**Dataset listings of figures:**

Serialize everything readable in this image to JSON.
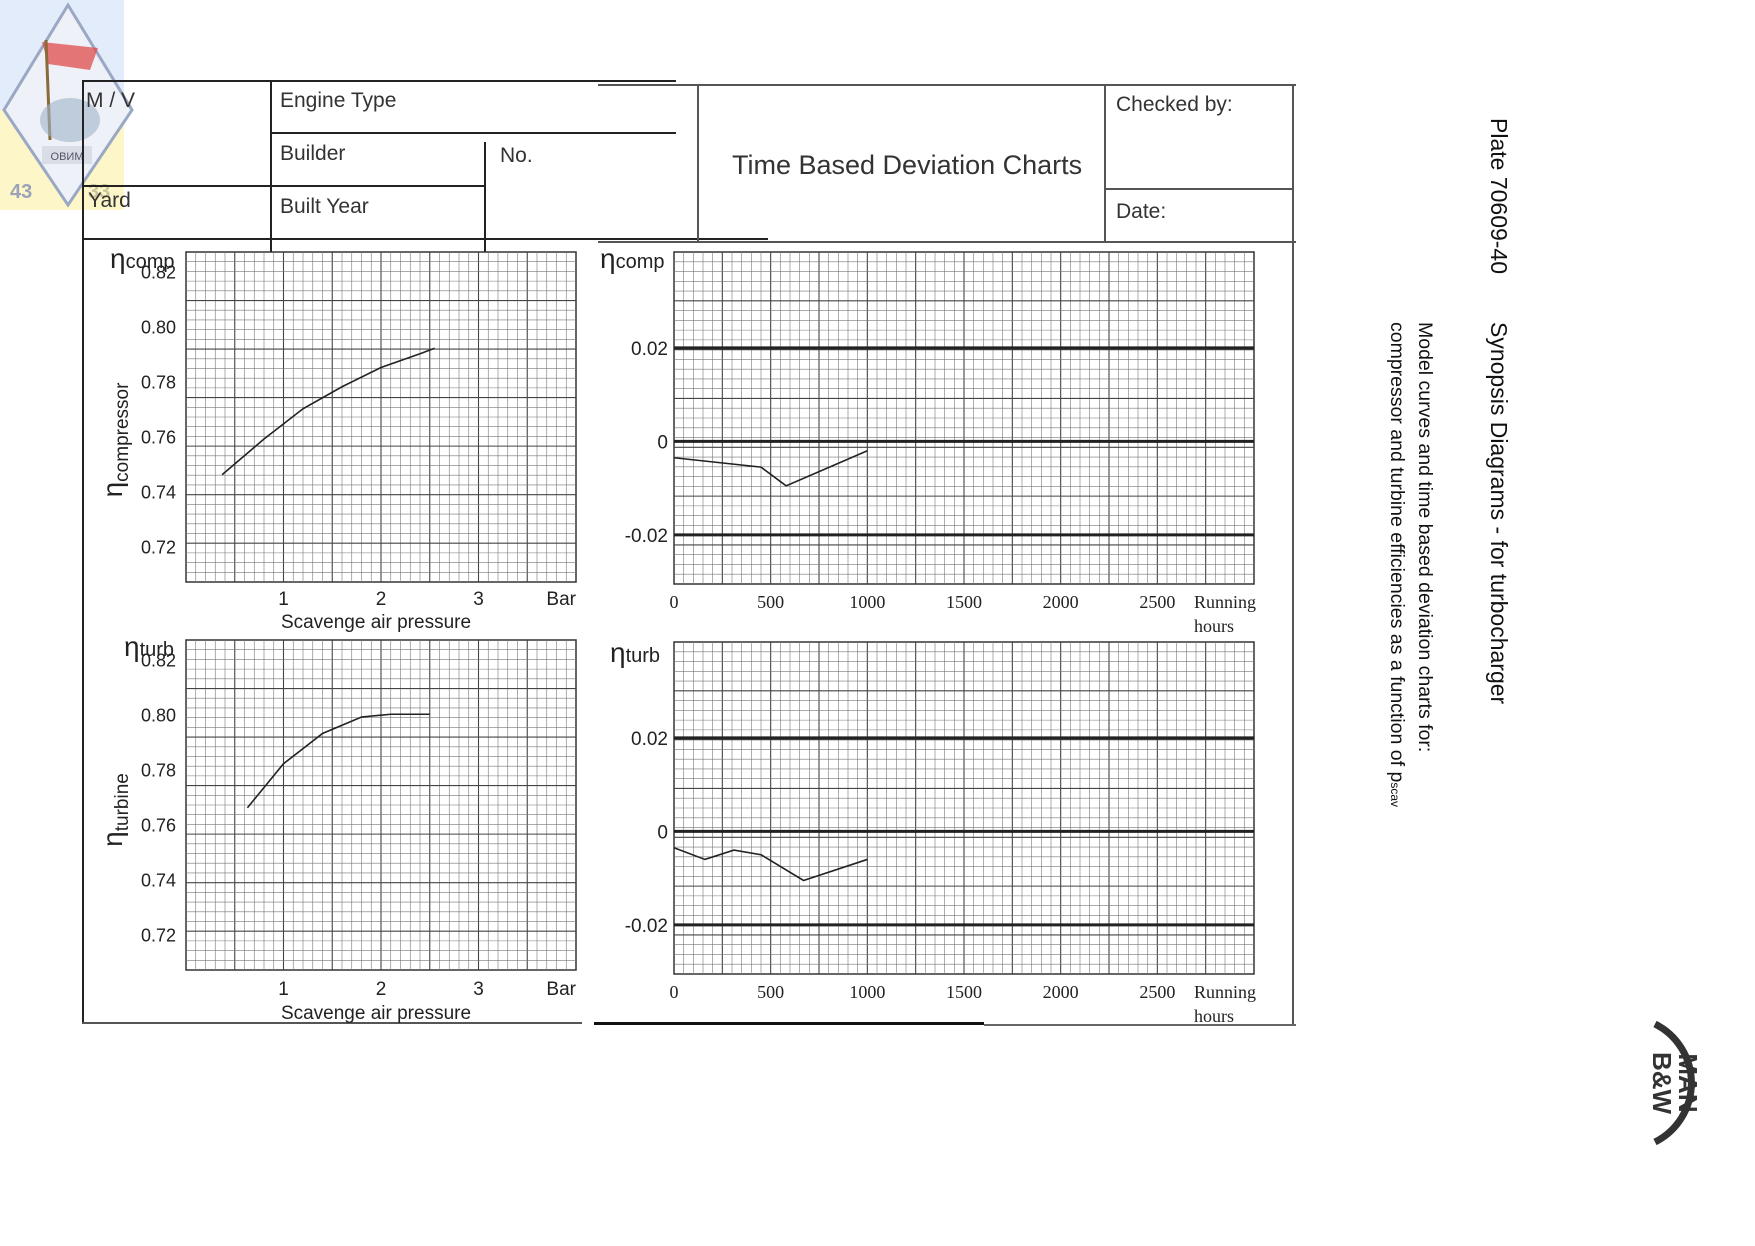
{
  "stamp": {
    "badge_text": "ОВИМ",
    "number_left": "43",
    "number_right": "33"
  },
  "header": {
    "mv_label": "M / V",
    "engine_type_label": "Engine Type",
    "builder_label": "Builder",
    "no_label": "No.",
    "yard_label": "Yard",
    "built_year_label": "Built Year",
    "title": "Time Based Deviation Charts",
    "checked_by_label": "Checked by:",
    "date_label": "Date:"
  },
  "side": {
    "plate": "Plate 70609-40",
    "heading": "Synopsis  Diagrams  -  for  turbocharger",
    "caption_line1": "Model curves and time based deviation charts for:",
    "caption_line2": "compressor  and  turbine  efficiencies  as  a function  of  p",
    "caption_sub": "scav"
  },
  "logo": {
    "text_top": "MAN",
    "text_bottom": "B&W"
  },
  "chart_data": [
    {
      "type": "line",
      "title": "",
      "corner_label": "ηcomp",
      "ylabel": "η compressor",
      "xlabel": "Scavenge air pressure",
      "x_unit": "Bar",
      "xlim": [
        0.0,
        4.0
      ],
      "ylim": [
        0.707,
        0.827
      ],
      "xticks": [
        "1",
        "2",
        "3"
      ],
      "yticks": [
        "0.82",
        "0.80",
        "0.78",
        "0.76",
        "0.74",
        "0.72"
      ],
      "series": [
        {
          "name": "model curve",
          "x": [
            0.37,
            0.8,
            1.2,
            1.6,
            2.0,
            2.4,
            2.55
          ],
          "y": [
            0.746,
            0.759,
            0.77,
            0.778,
            0.785,
            0.79,
            0.792
          ]
        }
      ]
    },
    {
      "type": "line",
      "title": "",
      "corner_label": "ηturb",
      "ylabel": "η turbine",
      "xlabel": "Scavenge air pressure",
      "x_unit": "Bar",
      "xlim": [
        0.0,
        4.0
      ],
      "ylim": [
        0.707,
        0.827
      ],
      "xticks": [
        "1",
        "2",
        "3"
      ],
      "yticks": [
        "0.82",
        "0.80",
        "0.78",
        "0.76",
        "0.74",
        "0.72"
      ],
      "series": [
        {
          "name": "model curve",
          "x": [
            0.63,
            1.0,
            1.4,
            1.8,
            2.1,
            2.4,
            2.5
          ],
          "y": [
            0.766,
            0.782,
            0.793,
            0.799,
            0.8,
            0.8,
            0.8
          ]
        }
      ]
    },
    {
      "type": "line",
      "title": "",
      "corner_label": "ηcomp",
      "ylabel": "",
      "xlabel": "Running hours",
      "xlim": [
        0,
        3000
      ],
      "ylim": [
        -0.0305,
        0.0405
      ],
      "xticks": [
        "0",
        "500",
        "1000",
        "1500",
        "2000",
        "2500"
      ],
      "yticks": [
        "0.02",
        "0",
        "-0.02"
      ],
      "series": [
        {
          "name": "deviation",
          "x": [
            0,
            450,
            580,
            1000
          ],
          "y": [
            -0.0035,
            -0.0055,
            -0.0095,
            -0.002
          ]
        }
      ]
    },
    {
      "type": "line",
      "title": "",
      "corner_label": "ηturb",
      "ylabel": "",
      "xlabel": "Running hours",
      "xlim": [
        0,
        3000
      ],
      "ylim": [
        -0.0305,
        0.0405
      ],
      "xticks": [
        "0",
        "500",
        "1000",
        "1500",
        "2000",
        "2500"
      ],
      "yticks": [
        "0.02",
        "0",
        "-0.02"
      ],
      "series": [
        {
          "name": "deviation",
          "x": [
            0,
            160,
            310,
            450,
            670,
            1000
          ],
          "y": [
            -0.0035,
            -0.006,
            -0.004,
            -0.005,
            -0.0105,
            -0.006
          ]
        }
      ]
    }
  ]
}
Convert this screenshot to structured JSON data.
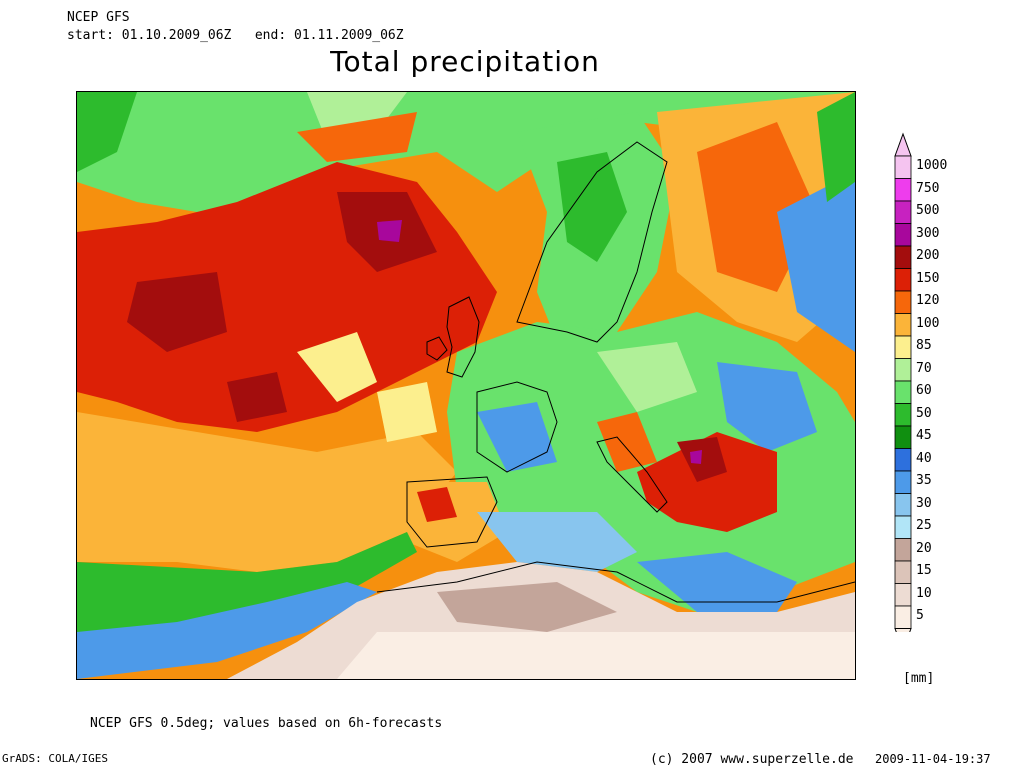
{
  "header": {
    "model": "NCEP GFS",
    "start_label": "start:",
    "start": "01.10.2009_06Z",
    "end_label": "end:",
    "end": "01.11.2009_06Z"
  },
  "title": "Total precipitation",
  "footer": {
    "note": "NCEP GFS 0.5deg; values based on 6h-forecasts",
    "grads": "GrADS: COLA/IGES",
    "copyright": "(c) 2007 www.superzelle.de",
    "timestamp": "2009-11-04-19:37"
  },
  "legend": {
    "unit": "[mm]",
    "levels": [
      {
        "value": "1000",
        "color": "#f5c4f0"
      },
      {
        "value": "750",
        "color": "#ee3ded"
      },
      {
        "value": "500",
        "color": "#c722c0"
      },
      {
        "value": "300",
        "color": "#a8079c"
      },
      {
        "value": "200",
        "color": "#a30d0d"
      },
      {
        "value": "150",
        "color": "#dc2006"
      },
      {
        "value": "120",
        "color": "#f6670b"
      },
      {
        "value": "100",
        "color": "#fbb439"
      },
      {
        "value": "85",
        "color": "#fcef8e"
      },
      {
        "value": "70",
        "color": "#b0f098"
      },
      {
        "value": "60",
        "color": "#69e26c"
      },
      {
        "value": "50",
        "color": "#2dbb2d"
      },
      {
        "value": "45",
        "color": "#108f10"
      },
      {
        "value": "40",
        "color": "#2d70dd"
      },
      {
        "value": "35",
        "color": "#4d9ae9"
      },
      {
        "value": "30",
        "color": "#88c5ee"
      },
      {
        "value": "25",
        "color": "#b1e5f7"
      },
      {
        "value": "20",
        "color": "#c3a59a"
      },
      {
        "value": "15",
        "color": "#dcc4b9"
      },
      {
        "value": "10",
        "color": "#eddcd3"
      },
      {
        "value": "5",
        "color": "#faeee4"
      }
    ]
  }
}
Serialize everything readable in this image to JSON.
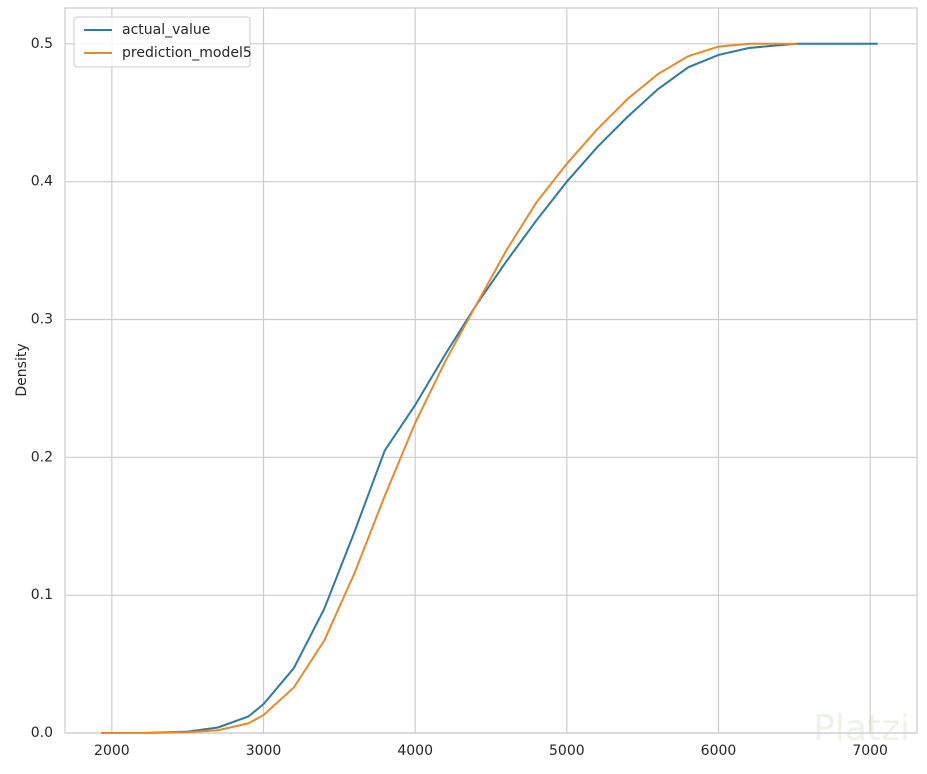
{
  "chart_data": {
    "type": "line",
    "ylabel": "Density",
    "x": [
      1930,
      2200,
      2500,
      2700,
      2900,
      3000,
      3200,
      3400,
      3600,
      3800,
      4000,
      4200,
      4400,
      4600,
      4800,
      5000,
      5200,
      5400,
      5600,
      5800,
      6000,
      6200,
      6400,
      6520,
      6800,
      7050
    ],
    "series": [
      {
        "name": "actual_value",
        "color": "#2f7aa0",
        "values": [
          0,
          0,
          0.001,
          0.004,
          0.012,
          0.021,
          0.047,
          0.09,
          0.146,
          0.205,
          0.238,
          0.275,
          0.31,
          0.342,
          0.372,
          0.4,
          0.425,
          0.447,
          0.467,
          0.483,
          0.492,
          0.497,
          0.499,
          0.5,
          0.5,
          0.5
        ]
      },
      {
        "name": "prediction_model5",
        "color": "#e68a2a",
        "values": [
          0,
          0,
          0.0005,
          0.002,
          0.007,
          0.013,
          0.033,
          0.067,
          0.116,
          0.172,
          0.225,
          0.27,
          0.31,
          0.35,
          0.385,
          0.413,
          0.438,
          0.46,
          0.478,
          0.491,
          0.498,
          0.5,
          0.5,
          0.5,
          null,
          null
        ]
      }
    ],
    "xlim": [
      1691,
      7309
    ],
    "ylim": [
      0,
      0.526
    ],
    "xticks": [
      2000,
      3000,
      4000,
      5000,
      6000,
      7000
    ],
    "yticks": [
      {
        "value": 0,
        "label": "0.0"
      },
      0.1,
      0.2,
      0.3,
      0.4,
      0.5
    ],
    "grid": true,
    "legend": "upper-left"
  },
  "watermark": "Platzi"
}
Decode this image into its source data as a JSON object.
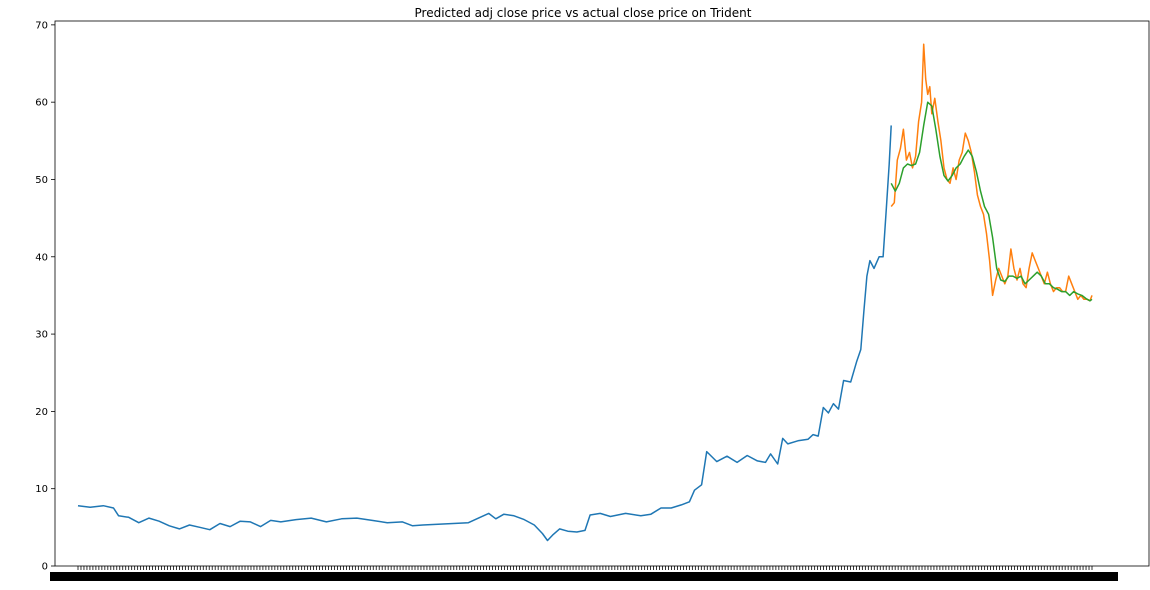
{
  "chart_data": {
    "type": "line",
    "title": "Predicted adj close price vs actual close price on Trident",
    "xlabel": "",
    "ylabel": "",
    "x_tick_labels_note": "dense overlapping date tick labels, unreadable",
    "x_range": [
      0,
      1000
    ],
    "ylim": [
      0,
      70.5
    ],
    "yticks": [
      0,
      10,
      20,
      30,
      40,
      50,
      60,
      70
    ],
    "grid": false,
    "legend": "none",
    "colors": {
      "train": "#1f77b4",
      "actual": "#ff7f0e",
      "predicted": "#2ca02c"
    },
    "series": [
      {
        "key": "train",
        "points": [
          [
            0,
            7.8
          ],
          [
            12,
            7.6
          ],
          [
            25,
            7.8
          ],
          [
            35,
            7.5
          ],
          [
            40,
            6.5
          ],
          [
            50,
            6.3
          ],
          [
            60,
            5.6
          ],
          [
            70,
            6.2
          ],
          [
            80,
            5.8
          ],
          [
            90,
            5.2
          ],
          [
            100,
            4.8
          ],
          [
            110,
            5.3
          ],
          [
            120,
            5.0
          ],
          [
            130,
            4.7
          ],
          [
            140,
            5.5
          ],
          [
            150,
            5.1
          ],
          [
            160,
            5.8
          ],
          [
            170,
            5.7
          ],
          [
            180,
            5.1
          ],
          [
            190,
            5.9
          ],
          [
            200,
            5.7
          ],
          [
            215,
            6.0
          ],
          [
            230,
            6.2
          ],
          [
            245,
            5.7
          ],
          [
            260,
            6.1
          ],
          [
            275,
            6.2
          ],
          [
            290,
            5.9
          ],
          [
            305,
            5.6
          ],
          [
            320,
            5.7
          ],
          [
            330,
            5.2
          ],
          [
            340,
            5.3
          ],
          [
            355,
            5.4
          ],
          [
            370,
            5.5
          ],
          [
            385,
            5.6
          ],
          [
            395,
            6.2
          ],
          [
            405,
            6.8
          ],
          [
            412,
            6.1
          ],
          [
            420,
            6.7
          ],
          [
            430,
            6.5
          ],
          [
            440,
            6.0
          ],
          [
            450,
            5.3
          ],
          [
            458,
            4.2
          ],
          [
            463,
            3.3
          ],
          [
            468,
            4.0
          ],
          [
            475,
            4.8
          ],
          [
            483,
            4.5
          ],
          [
            492,
            4.4
          ],
          [
            500,
            4.6
          ],
          [
            505,
            6.6
          ],
          [
            515,
            6.8
          ],
          [
            525,
            6.4
          ],
          [
            540,
            6.8
          ],
          [
            555,
            6.5
          ],
          [
            565,
            6.7
          ],
          [
            575,
            7.5
          ],
          [
            585,
            7.5
          ],
          [
            595,
            7.9
          ],
          [
            603,
            8.3
          ],
          [
            608,
            9.8
          ],
          [
            615,
            10.5
          ],
          [
            620,
            14.8
          ],
          [
            630,
            13.5
          ],
          [
            640,
            14.2
          ],
          [
            650,
            13.4
          ],
          [
            660,
            14.3
          ],
          [
            670,
            13.6
          ],
          [
            678,
            13.4
          ],
          [
            683,
            14.5
          ],
          [
            690,
            13.2
          ],
          [
            695,
            16.5
          ],
          [
            700,
            15.8
          ],
          [
            710,
            16.2
          ],
          [
            720,
            16.4
          ],
          [
            725,
            17.0
          ],
          [
            730,
            16.8
          ],
          [
            735,
            20.5
          ],
          [
            740,
            19.8
          ],
          [
            745,
            21.0
          ],
          [
            750,
            20.3
          ],
          [
            755,
            24.0
          ],
          [
            762,
            23.8
          ],
          [
            768,
            26.5
          ],
          [
            772,
            28.0
          ],
          [
            775,
            33.0
          ],
          [
            778,
            37.5
          ],
          [
            781,
            39.5
          ],
          [
            785,
            38.5
          ],
          [
            790,
            40.0
          ],
          [
            794,
            40.0
          ],
          [
            797,
            46.0
          ],
          [
            800,
            52.0
          ],
          [
            802,
            57.0
          ]
        ]
      },
      {
        "key": "actual",
        "points": [
          [
            802,
            46.5
          ],
          [
            805,
            47.0
          ],
          [
            808,
            52.5
          ],
          [
            811,
            54.0
          ],
          [
            814,
            56.5
          ],
          [
            817,
            52.5
          ],
          [
            820,
            53.5
          ],
          [
            823,
            51.5
          ],
          [
            826,
            53.0
          ],
          [
            829,
            57.5
          ],
          [
            832,
            60.0
          ],
          [
            834,
            67.5
          ],
          [
            836,
            63.0
          ],
          [
            838,
            61.0
          ],
          [
            840,
            62.0
          ],
          [
            842,
            58.5
          ],
          [
            845,
            60.5
          ],
          [
            848,
            57.5
          ],
          [
            851,
            55.0
          ],
          [
            854,
            51.5
          ],
          [
            857,
            50.0
          ],
          [
            860,
            49.5
          ],
          [
            863,
            51.5
          ],
          [
            866,
            50.0
          ],
          [
            869,
            52.5
          ],
          [
            872,
            53.5
          ],
          [
            875,
            56.0
          ],
          [
            878,
            55.0
          ],
          [
            881,
            53.5
          ],
          [
            884,
            51.0
          ],
          [
            887,
            48.0
          ],
          [
            890,
            46.5
          ],
          [
            893,
            45.5
          ],
          [
            896,
            43.0
          ],
          [
            899,
            39.5
          ],
          [
            902,
            35.0
          ],
          [
            905,
            37.0
          ],
          [
            908,
            38.5
          ],
          [
            911,
            37.5
          ],
          [
            914,
            36.5
          ],
          [
            917,
            37.5
          ],
          [
            920,
            41.0
          ],
          [
            923,
            38.5
          ],
          [
            926,
            37.0
          ],
          [
            929,
            38.5
          ],
          [
            932,
            36.5
          ],
          [
            935,
            36.0
          ],
          [
            938,
            38.5
          ],
          [
            941,
            40.5
          ],
          [
            944,
            39.5
          ],
          [
            947,
            38.5
          ],
          [
            950,
            37.5
          ],
          [
            953,
            36.5
          ],
          [
            956,
            38.0
          ],
          [
            959,
            36.5
          ],
          [
            962,
            35.5
          ],
          [
            965,
            36.0
          ],
          [
            968,
            36.0
          ],
          [
            971,
            35.5
          ],
          [
            974,
            35.5
          ],
          [
            977,
            37.5
          ],
          [
            980,
            36.5
          ],
          [
            983,
            35.5
          ],
          [
            986,
            34.5
          ],
          [
            989,
            35.0
          ],
          [
            992,
            34.5
          ],
          [
            995,
            34.5
          ],
          [
            998,
            34.3
          ],
          [
            1000,
            35.0
          ]
        ]
      },
      {
        "key": "predicted",
        "points": [
          [
            802,
            49.5
          ],
          [
            806,
            48.5
          ],
          [
            810,
            49.5
          ],
          [
            814,
            51.5
          ],
          [
            818,
            52.0
          ],
          [
            822,
            51.8
          ],
          [
            826,
            52.0
          ],
          [
            830,
            53.5
          ],
          [
            834,
            57.0
          ],
          [
            838,
            60.0
          ],
          [
            842,
            59.5
          ],
          [
            846,
            56.5
          ],
          [
            850,
            53.0
          ],
          [
            854,
            50.5
          ],
          [
            858,
            49.8
          ],
          [
            862,
            50.5
          ],
          [
            866,
            51.5
          ],
          [
            870,
            52.0
          ],
          [
            874,
            53.0
          ],
          [
            878,
            53.8
          ],
          [
            882,
            53.0
          ],
          [
            886,
            51.0
          ],
          [
            890,
            48.5
          ],
          [
            894,
            46.5
          ],
          [
            898,
            45.5
          ],
          [
            902,
            42.5
          ],
          [
            906,
            38.5
          ],
          [
            910,
            37.0
          ],
          [
            914,
            36.8
          ],
          [
            918,
            37.5
          ],
          [
            922,
            37.5
          ],
          [
            926,
            37.2
          ],
          [
            930,
            37.5
          ],
          [
            934,
            36.5
          ],
          [
            938,
            37.0
          ],
          [
            942,
            37.5
          ],
          [
            946,
            38.0
          ],
          [
            950,
            37.5
          ],
          [
            954,
            36.5
          ],
          [
            958,
            36.5
          ],
          [
            962,
            36.0
          ],
          [
            966,
            35.8
          ],
          [
            970,
            35.5
          ],
          [
            974,
            35.5
          ],
          [
            978,
            35.0
          ],
          [
            982,
            35.5
          ],
          [
            986,
            35.2
          ],
          [
            990,
            35.0
          ],
          [
            994,
            34.6
          ],
          [
            998,
            34.3
          ],
          [
            1000,
            34.5
          ]
        ]
      }
    ]
  }
}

**Task brief:** List every line in the records above that contains the word "NCEP".

**Solution to the exercise:**
    "model": "NCEP GFS",
    "note": "NCEP GFS 0.5deg; values based on 6h-forecasts",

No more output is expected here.